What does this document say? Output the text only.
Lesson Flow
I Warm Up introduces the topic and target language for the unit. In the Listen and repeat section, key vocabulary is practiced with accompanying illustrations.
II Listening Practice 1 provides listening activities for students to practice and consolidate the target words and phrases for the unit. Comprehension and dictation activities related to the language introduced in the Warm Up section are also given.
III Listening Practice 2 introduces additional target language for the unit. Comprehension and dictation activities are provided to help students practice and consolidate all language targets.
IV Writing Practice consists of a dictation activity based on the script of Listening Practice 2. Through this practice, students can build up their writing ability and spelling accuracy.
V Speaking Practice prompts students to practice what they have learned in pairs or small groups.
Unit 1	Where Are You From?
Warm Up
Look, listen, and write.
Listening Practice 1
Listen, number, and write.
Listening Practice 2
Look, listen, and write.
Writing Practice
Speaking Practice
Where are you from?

═══

* OBJECTIVE *
Copy every line from the entries that contains the word "section".

* REPLY *
I Warm Up introduces the topic and target language for the unit. In the Listen and repeat section, key vocabulary is practiced with accompanying illustrations.
II Listening Practice 1 provides listening activities for students to practice and consolidate the target words and phrases for the unit. Comprehension and dictation activities related to the language introduced in the Warm Up section are also given.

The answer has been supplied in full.